--- Start Extracted data ---

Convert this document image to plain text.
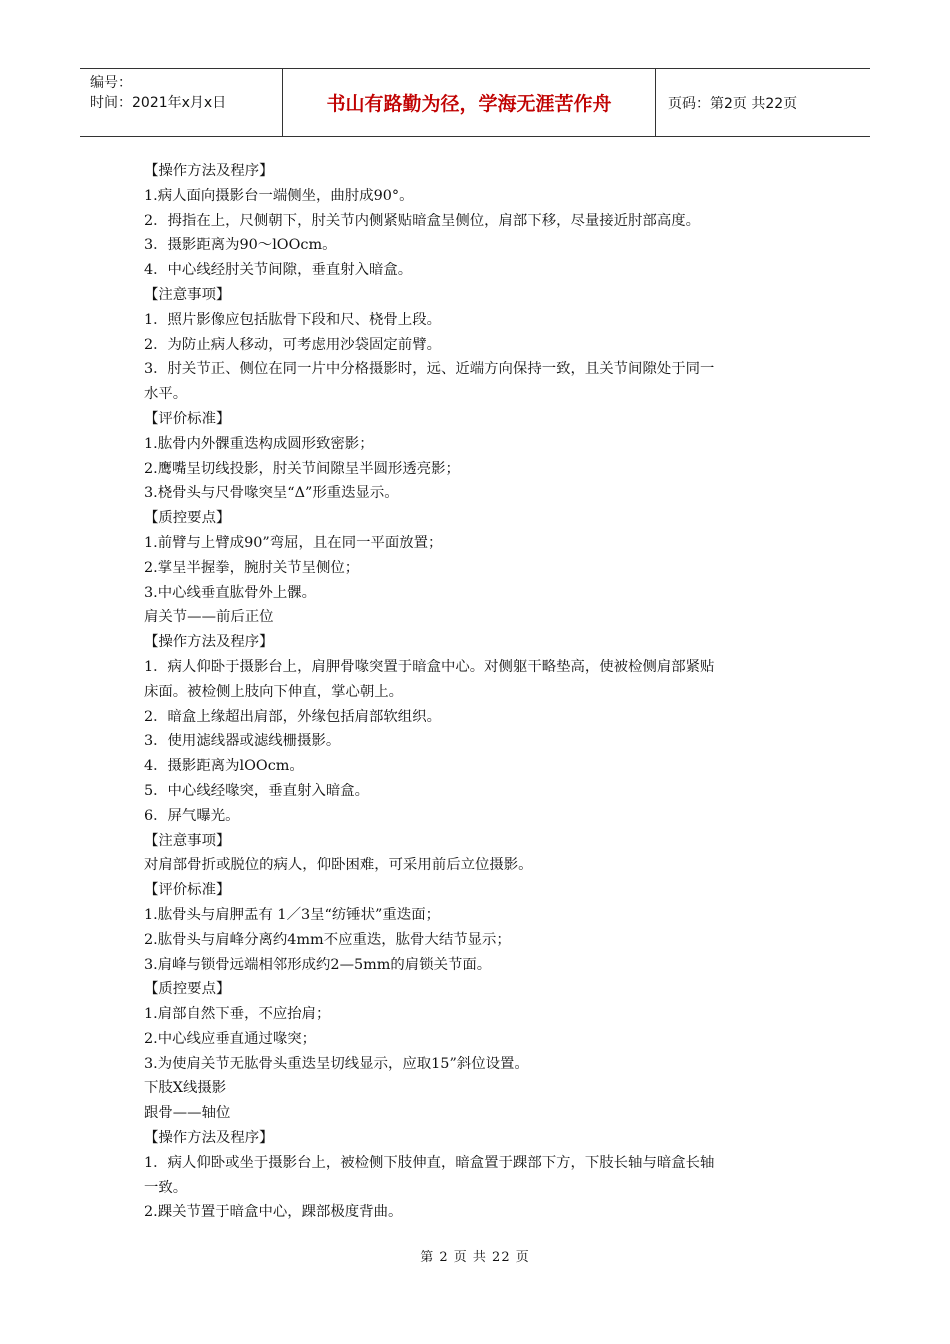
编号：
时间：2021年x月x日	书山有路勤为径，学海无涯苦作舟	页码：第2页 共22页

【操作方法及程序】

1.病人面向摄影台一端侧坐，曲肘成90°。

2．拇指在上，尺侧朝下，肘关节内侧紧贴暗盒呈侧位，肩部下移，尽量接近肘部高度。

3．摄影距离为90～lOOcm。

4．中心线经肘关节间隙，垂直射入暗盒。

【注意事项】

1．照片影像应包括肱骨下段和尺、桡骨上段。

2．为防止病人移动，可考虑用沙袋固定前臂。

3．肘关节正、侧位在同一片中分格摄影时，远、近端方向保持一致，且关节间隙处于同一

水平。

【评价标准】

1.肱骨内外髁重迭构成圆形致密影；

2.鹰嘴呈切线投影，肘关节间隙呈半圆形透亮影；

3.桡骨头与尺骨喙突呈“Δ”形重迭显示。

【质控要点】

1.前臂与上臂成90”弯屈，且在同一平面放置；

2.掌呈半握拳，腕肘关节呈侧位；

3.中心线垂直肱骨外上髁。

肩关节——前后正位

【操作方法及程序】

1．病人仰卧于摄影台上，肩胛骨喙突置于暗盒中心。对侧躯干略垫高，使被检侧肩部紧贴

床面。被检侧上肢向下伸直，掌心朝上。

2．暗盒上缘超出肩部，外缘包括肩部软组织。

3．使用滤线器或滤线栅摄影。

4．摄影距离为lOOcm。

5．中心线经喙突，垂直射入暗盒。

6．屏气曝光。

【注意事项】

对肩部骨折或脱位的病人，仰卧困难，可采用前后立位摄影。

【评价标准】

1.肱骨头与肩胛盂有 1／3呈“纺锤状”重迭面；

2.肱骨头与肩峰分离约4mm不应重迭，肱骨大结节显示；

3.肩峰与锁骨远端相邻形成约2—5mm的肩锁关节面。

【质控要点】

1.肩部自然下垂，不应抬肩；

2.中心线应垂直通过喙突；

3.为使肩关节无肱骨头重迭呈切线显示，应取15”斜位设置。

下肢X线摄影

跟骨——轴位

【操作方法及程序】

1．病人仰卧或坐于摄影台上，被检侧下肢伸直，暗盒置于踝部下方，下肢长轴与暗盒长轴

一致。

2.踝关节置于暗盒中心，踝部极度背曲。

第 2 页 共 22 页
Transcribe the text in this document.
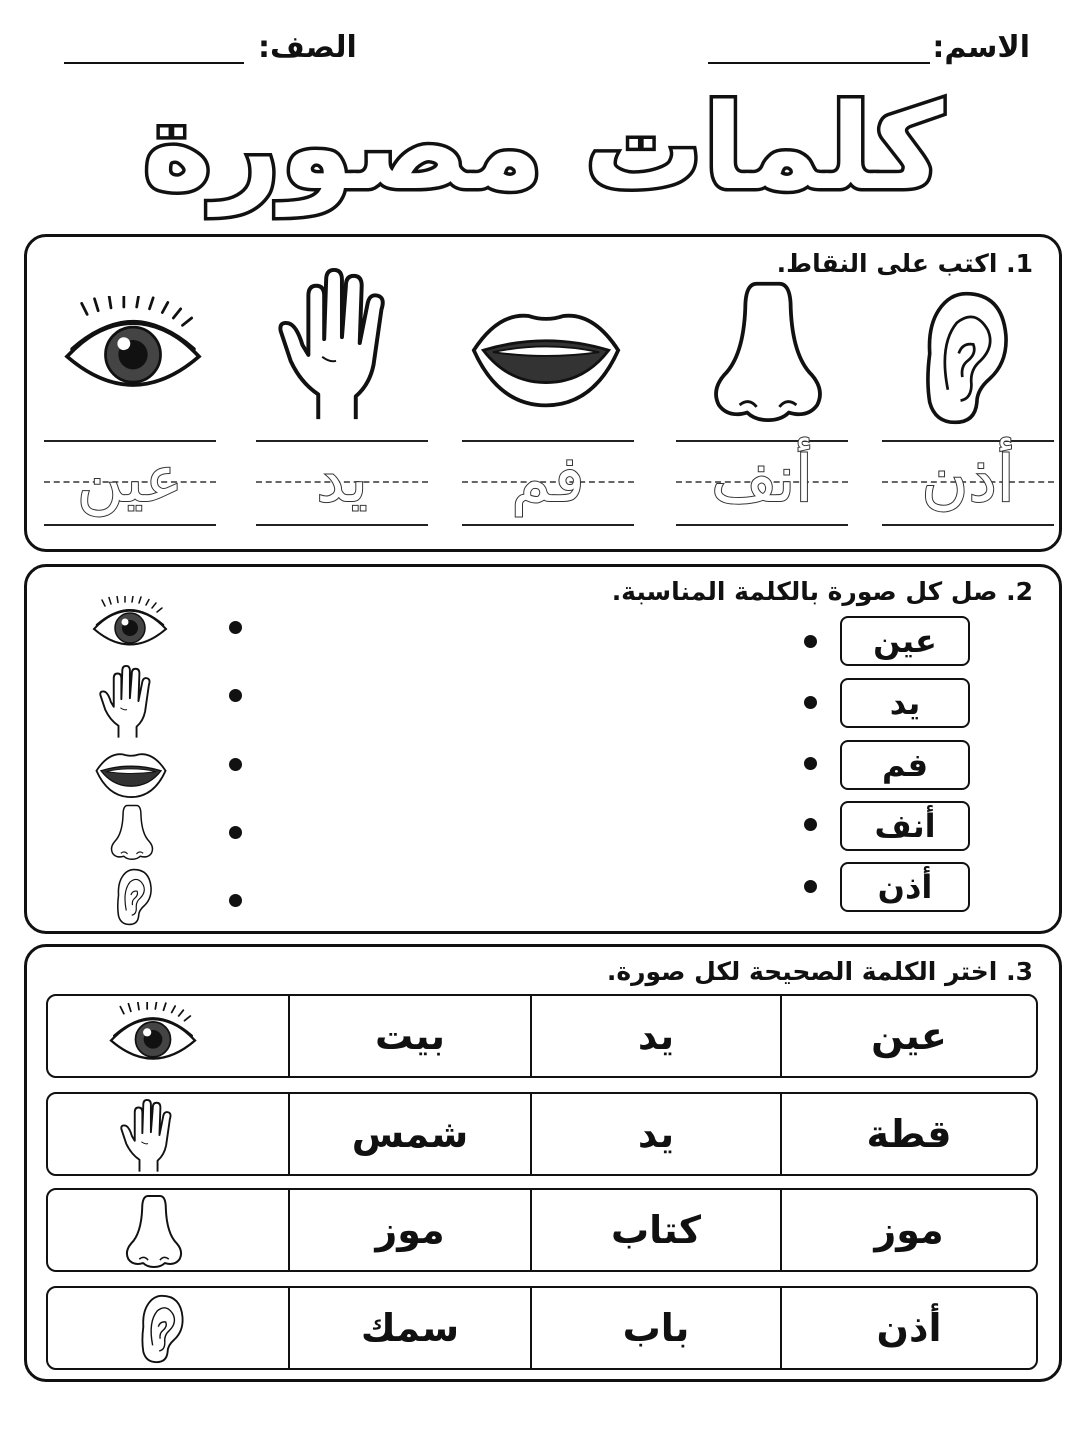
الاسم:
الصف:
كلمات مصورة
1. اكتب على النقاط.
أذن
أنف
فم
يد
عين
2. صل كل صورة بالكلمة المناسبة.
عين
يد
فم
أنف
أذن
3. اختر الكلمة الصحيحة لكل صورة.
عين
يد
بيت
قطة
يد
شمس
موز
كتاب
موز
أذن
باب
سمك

--- End Extracted data ---
--- Start Extracted data ---

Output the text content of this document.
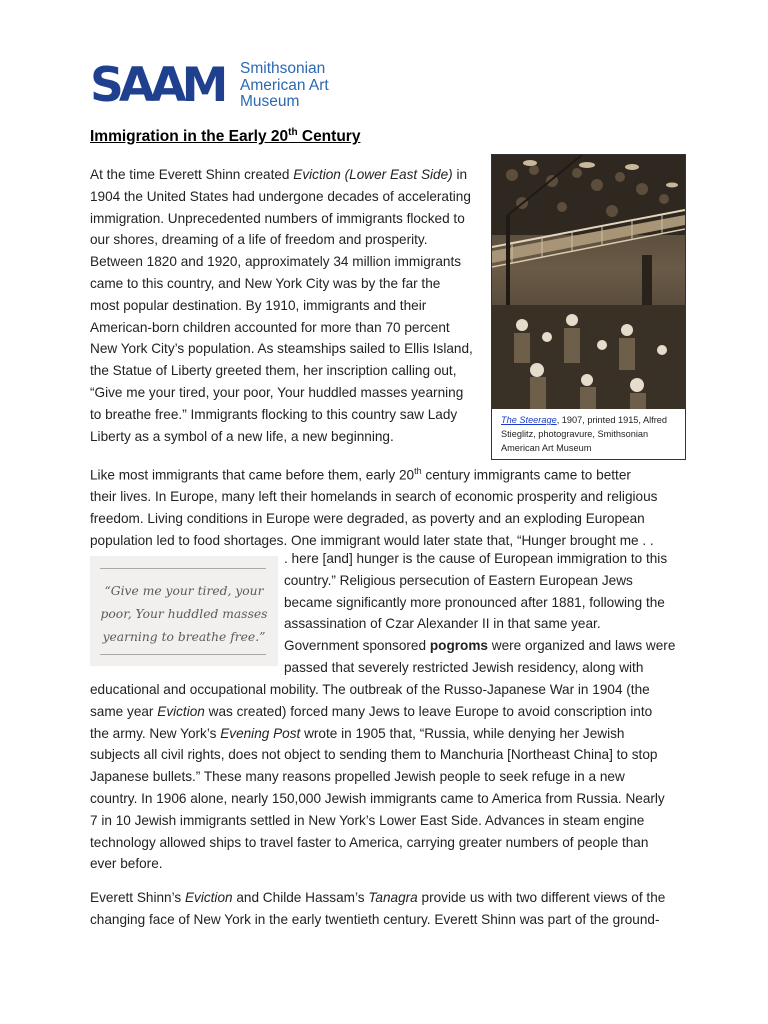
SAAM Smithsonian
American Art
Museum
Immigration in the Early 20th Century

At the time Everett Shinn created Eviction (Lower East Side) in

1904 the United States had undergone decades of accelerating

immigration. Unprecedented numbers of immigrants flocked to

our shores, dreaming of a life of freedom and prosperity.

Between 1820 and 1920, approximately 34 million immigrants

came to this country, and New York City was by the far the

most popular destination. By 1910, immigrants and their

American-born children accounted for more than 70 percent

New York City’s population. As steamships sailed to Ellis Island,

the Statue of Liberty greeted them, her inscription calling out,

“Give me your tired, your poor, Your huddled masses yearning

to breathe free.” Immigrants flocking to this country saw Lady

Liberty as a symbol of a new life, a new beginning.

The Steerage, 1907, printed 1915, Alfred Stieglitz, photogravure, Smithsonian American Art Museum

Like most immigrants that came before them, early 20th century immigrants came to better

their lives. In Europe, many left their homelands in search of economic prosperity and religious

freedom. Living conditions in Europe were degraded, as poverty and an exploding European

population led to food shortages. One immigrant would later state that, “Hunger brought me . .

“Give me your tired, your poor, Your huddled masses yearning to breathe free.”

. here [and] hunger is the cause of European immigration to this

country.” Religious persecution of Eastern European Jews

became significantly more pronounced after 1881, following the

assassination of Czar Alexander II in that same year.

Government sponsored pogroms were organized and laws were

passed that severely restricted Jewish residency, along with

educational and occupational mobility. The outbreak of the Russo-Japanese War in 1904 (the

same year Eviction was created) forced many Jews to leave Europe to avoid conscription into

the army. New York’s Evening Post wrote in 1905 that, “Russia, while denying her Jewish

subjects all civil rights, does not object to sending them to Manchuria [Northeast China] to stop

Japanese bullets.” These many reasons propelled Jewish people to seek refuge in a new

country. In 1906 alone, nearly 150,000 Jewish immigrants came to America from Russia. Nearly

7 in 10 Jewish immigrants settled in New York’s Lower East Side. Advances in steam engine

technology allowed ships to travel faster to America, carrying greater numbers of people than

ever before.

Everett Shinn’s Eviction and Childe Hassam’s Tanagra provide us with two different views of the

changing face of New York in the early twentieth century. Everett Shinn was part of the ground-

--- End Extracted data ---

Lines of the listing that contain the word "Eviction" are to be counted; report only their number.

Expected answer:
3